### SET TASK
What follows is a listing; give it again exactly, in its entirety.

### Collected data

※ ※ ※

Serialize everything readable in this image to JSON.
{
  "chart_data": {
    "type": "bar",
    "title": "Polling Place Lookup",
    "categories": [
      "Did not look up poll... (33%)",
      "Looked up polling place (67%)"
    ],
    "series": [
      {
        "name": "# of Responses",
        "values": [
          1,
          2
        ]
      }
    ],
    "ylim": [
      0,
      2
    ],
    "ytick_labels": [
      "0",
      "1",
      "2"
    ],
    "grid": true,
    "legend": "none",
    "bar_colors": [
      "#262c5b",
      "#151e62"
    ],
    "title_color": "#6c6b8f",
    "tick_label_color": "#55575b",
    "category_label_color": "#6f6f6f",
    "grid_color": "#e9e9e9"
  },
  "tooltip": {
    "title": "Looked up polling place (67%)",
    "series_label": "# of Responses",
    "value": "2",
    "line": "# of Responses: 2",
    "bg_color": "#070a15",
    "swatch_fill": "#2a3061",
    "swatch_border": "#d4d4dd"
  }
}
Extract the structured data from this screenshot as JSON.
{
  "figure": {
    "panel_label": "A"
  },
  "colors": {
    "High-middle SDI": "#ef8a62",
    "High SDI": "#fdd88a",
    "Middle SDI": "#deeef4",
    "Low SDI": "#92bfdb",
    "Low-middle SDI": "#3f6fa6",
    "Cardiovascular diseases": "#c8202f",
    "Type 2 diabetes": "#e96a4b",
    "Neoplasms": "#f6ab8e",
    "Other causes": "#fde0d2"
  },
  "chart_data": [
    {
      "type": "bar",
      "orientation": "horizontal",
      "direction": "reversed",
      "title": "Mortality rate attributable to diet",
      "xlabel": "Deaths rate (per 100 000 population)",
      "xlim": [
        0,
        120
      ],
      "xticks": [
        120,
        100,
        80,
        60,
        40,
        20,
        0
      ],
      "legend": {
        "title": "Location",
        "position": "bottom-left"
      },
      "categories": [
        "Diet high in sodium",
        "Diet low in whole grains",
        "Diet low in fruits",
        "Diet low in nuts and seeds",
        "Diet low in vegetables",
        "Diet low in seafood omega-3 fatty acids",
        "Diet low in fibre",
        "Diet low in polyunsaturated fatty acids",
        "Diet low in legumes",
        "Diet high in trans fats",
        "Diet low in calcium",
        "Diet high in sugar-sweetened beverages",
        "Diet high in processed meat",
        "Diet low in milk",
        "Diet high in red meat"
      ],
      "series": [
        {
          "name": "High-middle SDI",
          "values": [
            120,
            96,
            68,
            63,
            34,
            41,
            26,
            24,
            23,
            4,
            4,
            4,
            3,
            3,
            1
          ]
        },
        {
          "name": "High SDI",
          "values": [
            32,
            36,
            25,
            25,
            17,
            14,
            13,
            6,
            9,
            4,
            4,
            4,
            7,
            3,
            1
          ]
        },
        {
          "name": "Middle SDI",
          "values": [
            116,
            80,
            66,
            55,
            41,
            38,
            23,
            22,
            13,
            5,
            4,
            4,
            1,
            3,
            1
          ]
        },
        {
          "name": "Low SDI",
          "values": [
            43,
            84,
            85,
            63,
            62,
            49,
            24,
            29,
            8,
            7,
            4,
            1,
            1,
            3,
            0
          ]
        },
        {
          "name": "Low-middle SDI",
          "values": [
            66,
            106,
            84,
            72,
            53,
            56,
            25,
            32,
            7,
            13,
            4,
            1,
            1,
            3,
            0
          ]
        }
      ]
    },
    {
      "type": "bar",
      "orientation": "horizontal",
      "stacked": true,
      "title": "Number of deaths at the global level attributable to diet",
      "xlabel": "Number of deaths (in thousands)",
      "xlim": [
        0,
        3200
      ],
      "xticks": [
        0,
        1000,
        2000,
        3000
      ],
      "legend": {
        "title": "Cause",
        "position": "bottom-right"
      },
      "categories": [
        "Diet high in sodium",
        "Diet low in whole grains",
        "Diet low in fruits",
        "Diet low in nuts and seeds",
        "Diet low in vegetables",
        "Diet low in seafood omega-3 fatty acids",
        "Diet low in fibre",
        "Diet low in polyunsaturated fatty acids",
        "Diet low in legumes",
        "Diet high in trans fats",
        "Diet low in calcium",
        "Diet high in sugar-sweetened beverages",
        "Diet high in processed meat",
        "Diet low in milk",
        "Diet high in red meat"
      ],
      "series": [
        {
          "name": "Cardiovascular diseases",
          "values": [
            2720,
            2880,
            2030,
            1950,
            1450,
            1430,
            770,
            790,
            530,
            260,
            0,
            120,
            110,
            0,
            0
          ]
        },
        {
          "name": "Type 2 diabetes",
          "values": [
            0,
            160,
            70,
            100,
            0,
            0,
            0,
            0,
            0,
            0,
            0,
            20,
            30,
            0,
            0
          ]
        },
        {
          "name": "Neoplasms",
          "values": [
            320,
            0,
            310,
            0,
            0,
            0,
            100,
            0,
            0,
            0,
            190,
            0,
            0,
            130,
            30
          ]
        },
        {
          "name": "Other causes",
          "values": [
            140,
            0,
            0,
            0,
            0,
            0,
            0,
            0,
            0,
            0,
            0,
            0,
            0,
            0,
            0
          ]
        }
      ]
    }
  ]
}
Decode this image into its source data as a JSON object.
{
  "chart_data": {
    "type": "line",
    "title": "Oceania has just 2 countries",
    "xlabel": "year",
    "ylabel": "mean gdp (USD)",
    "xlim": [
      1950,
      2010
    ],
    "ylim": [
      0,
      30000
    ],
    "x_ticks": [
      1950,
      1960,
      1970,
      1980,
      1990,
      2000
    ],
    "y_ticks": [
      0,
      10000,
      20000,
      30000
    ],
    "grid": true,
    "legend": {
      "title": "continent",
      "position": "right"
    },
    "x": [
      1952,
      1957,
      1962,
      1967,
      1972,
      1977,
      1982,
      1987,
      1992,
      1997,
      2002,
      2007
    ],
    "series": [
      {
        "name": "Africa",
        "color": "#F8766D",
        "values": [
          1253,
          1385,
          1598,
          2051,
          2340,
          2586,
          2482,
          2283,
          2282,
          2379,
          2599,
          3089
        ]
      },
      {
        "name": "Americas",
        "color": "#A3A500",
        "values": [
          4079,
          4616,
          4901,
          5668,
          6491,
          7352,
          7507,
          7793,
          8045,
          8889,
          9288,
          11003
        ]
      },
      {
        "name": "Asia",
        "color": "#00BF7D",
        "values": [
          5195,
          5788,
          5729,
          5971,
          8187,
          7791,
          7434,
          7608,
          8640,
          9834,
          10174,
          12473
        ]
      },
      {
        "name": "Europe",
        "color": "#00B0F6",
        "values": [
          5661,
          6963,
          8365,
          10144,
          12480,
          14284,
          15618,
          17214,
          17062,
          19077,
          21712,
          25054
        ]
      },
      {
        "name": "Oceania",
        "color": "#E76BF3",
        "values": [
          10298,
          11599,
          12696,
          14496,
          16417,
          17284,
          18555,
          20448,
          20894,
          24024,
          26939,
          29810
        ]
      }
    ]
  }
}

※ ※ ※

### SOLVED EXERCISE
Serialize everything readable in this image to JSON.
{
  "chart_data": {
    "type": "bar",
    "title": "Polling Place Lookup",
    "categories": [
      "Did not look up poll... (33%)",
      "Looked up polling place (67%)"
    ],
    "series": [
      {
        "name": "# of Responses",
        "values": [
          1,
          2
        ]
      }
    ],
    "ylim": [
      0,
      2
    ],
    "ytick_labels": [
      "0",
      "1",
      "2"
    ],
    "grid": true,
    "legend": "none",
    "bar_colors": [
      "#262c5b",
      "#151e62"
    ],
    "title_color": "#6c6b8f",
    "tick_label_color": "#55575b",
    "category_label_color": "#6f6f6f",
    "grid_color": "#e9e9e9"
  },
  "tooltip": {
    "title": "Looked up polling place (67%)",
    "series_label": "# of Responses",
    "value": "2",
    "line": "# of Responses: 2",
    "bg_color": "#070a15",
    "swatch_fill": "#2a3061",
    "swatch_border": "#d4d4dd"
  }
}
Extract the structured data from this screenshot as JSON.
{
  "figure": {
    "panel_label": "A"
  },
  "colors": {
    "High-middle SDI": "#ef8a62",
    "High SDI": "#fdd88a",
    "Middle SDI": "#deeef4",
    "Low SDI": "#92bfdb",
    "Low-middle SDI": "#3f6fa6",
    "Cardiovascular diseases": "#c8202f",
    "Type 2 diabetes": "#e96a4b",
    "Neoplasms": "#f6ab8e",
    "Other causes": "#fde0d2"
  },
  "chart_data": [
    {
      "type": "bar",
      "orientation": "horizontal",
      "direction": "reversed",
      "title": "Mortality rate attributable to diet",
      "xlabel": "Deaths rate (per 100 000 population)",
      "xlim": [
        0,
        120
      ],
      "xticks": [
        120,
        100,
        80,
        60,
        40,
        20,
        0
      ],
      "legend": {
        "title": "Location",
        "position": "bottom-left"
      },
      "categories": [
        "Diet high in sodium",
        "Diet low in whole grains",
        "Diet low in fruits",
        "Diet low in nuts and seeds",
        "Diet low in vegetables",
        "Diet low in seafood omega-3 fatty acids",
        "Diet low in fibre",
        "Diet low in polyunsaturated fatty acids",
        "Diet low in legumes",
        "Diet high in trans fats",
        "Diet low in calcium",
        "Diet high in sugar-sweetened beverages",
        "Diet high in processed meat",
        "Diet low in milk",
        "Diet high in red meat"
      ],
      "series": [
        {
          "name": "High-middle SDI",
          "values": [
            120,
            96,
            68,
            63,
            34,
            41,
            26,
            24,
            23,
            4,
            4,
            4,
            3,
            3,
            1
          ]
        },
        {
          "name": "High SDI",
          "values": [
            32,
            36,
            25,
            25,
            17,
            14,
            13,
            6,
            9,
            4,
            4,
            4,
            7,
            3,
            1
          ]
        },
        {
          "name": "Middle SDI",
          "values": [
            116,
            80,
            66,
            55,
            41,
            38,
            23,
            22,
            13,
            5,
            4,
            4,
            1,
            3,
            1
          ]
        },
        {
          "name": "Low SDI",
          "values": [
            43,
            84,
            85,
            63,
            62,
            49,
            24,
            29,
            8,
            7,
            4,
            1,
            1,
            3,
            0
          ]
        },
        {
          "name": "Low-middle SDI",
          "values": [
            66,
            106,
            84,
            72,
            53,
            56,
            25,
            32,
            7,
            13,
            4,
            1,
            1,
            3,
            0
          ]
        }
      ]
    },
    {
      "type": "bar",
      "orientation": "horizontal",
      "stacked": true,
      "title": "Number of deaths at the global level attributable to diet",
      "xlabel": "Number of deaths (in thousands)",
      "xlim": [
        0,
        3200
      ],
      "xticks": [
        0,
        1000,
        2000,
        3000
      ],
      "legend": {
        "title": "Cause",
        "position": "bottom-right"
      },
      "categories": [
        "Diet high in sodium",
        "Diet low in whole grains",
        "Diet low in fruits",
        "Diet low in nuts and seeds",
        "Diet low in vegetables",
        "Diet low in seafood omega-3 fatty acids",
        "Diet low in fibre",
        "Diet low in polyunsaturated fatty acids",
        "Diet low in legumes",
        "Diet high in trans fats",
        "Diet low in calcium",
        "Diet high in sugar-sweetened beverages",
        "Diet high in processed meat",
        "Diet low in milk",
        "Diet high in red meat"
      ],
      "series": [
        {
          "name": "Cardiovascular diseases",
          "values": [
            2720,
            2880,
            2030,
            1950,
            1450,
            1430,
            770,
            790,
            530,
            260,
            0,
            120,
            110,
            0,
            0
          ]
        },
        {
          "name": "Type 2 diabetes",
          "values": [
            0,
            160,
            70,
            100,
            0,
            0,
            0,
            0,
            0,
            0,
            0,
            20,
            30,
            0,
            0
          ]
        },
        {
          "name": "Neoplasms",
          "values": [
            320,
            0,
            310,
            0,
            0,
            0,
            100,
            0,
            0,
            0,
            190,
            0,
            0,
            130,
            30
          ]
        },
        {
          "name": "Other causes",
          "values": [
            140,
            0,
            0,
            0,
            0,
            0,
            0,
            0,
            0,
            0,
            0,
            0,
            0,
            0,
            0
          ]
        }
      ]
    }
  ]
}
Decode this image into its source data as a JSON object.
{
  "chart_data": {
    "type": "line",
    "title": "Oceania has just 2 countries",
    "xlabel": "year",
    "ylabel": "mean gdp (USD)",
    "xlim": [
      1950,
      2010
    ],
    "ylim": [
      0,
      30000
    ],
    "x_ticks": [
      1950,
      1960,
      1970,
      1980,
      1990,
      2000
    ],
    "y_ticks": [
      0,
      10000,
      20000,
      30000
    ],
    "grid": true,
    "legend": {
      "title": "continent",
      "position": "right"
    },
    "x": [
      1952,
      1957,
      1962,
      1967,
      1972,
      1977,
      1982,
      1987,
      1992,
      1997,
      2002,
      2007
    ],
    "series": [
      {
        "name": "Africa",
        "color": "#F8766D",
        "values": [
          1253,
          1385,
          1598,
          2051,
          2340,
          2586,
          2482,
          2283,
          2282,
          2379,
          2599,
          3089
        ]
      },
      {
        "name": "Americas",
        "color": "#A3A500",
        "values": [
          4079,
          4616,
          4901,
          5668,
          6491,
          7352,
          7507,
          7793,
          8045,
          8889,
          9288,
          11003
        ]
      },
      {
        "name": "Asia",
        "color": "#00BF7D",
        "values": [
          5195,
          5788,
          5729,
          5971,
          8187,
          7791,
          7434,
          7608,
          8640,
          9834,
          10174,
          12473
        ]
      },
      {
        "name": "Europe",
        "color": "#00B0F6",
        "values": [
          5661,
          6963,
          8365,
          10144,
          12480,
          14284,
          15618,
          17214,
          17062,
          19077,
          21712,
          25054
        ]
      },
      {
        "name": "Oceania",
        "color": "#E76BF3",
        "values": [
          10298,
          11599,
          12696,
          14496,
          16417,
          17284,
          18555,
          20448,
          20894,
          24024,
          26939,
          29810
        ]
      }
    ]
  }
}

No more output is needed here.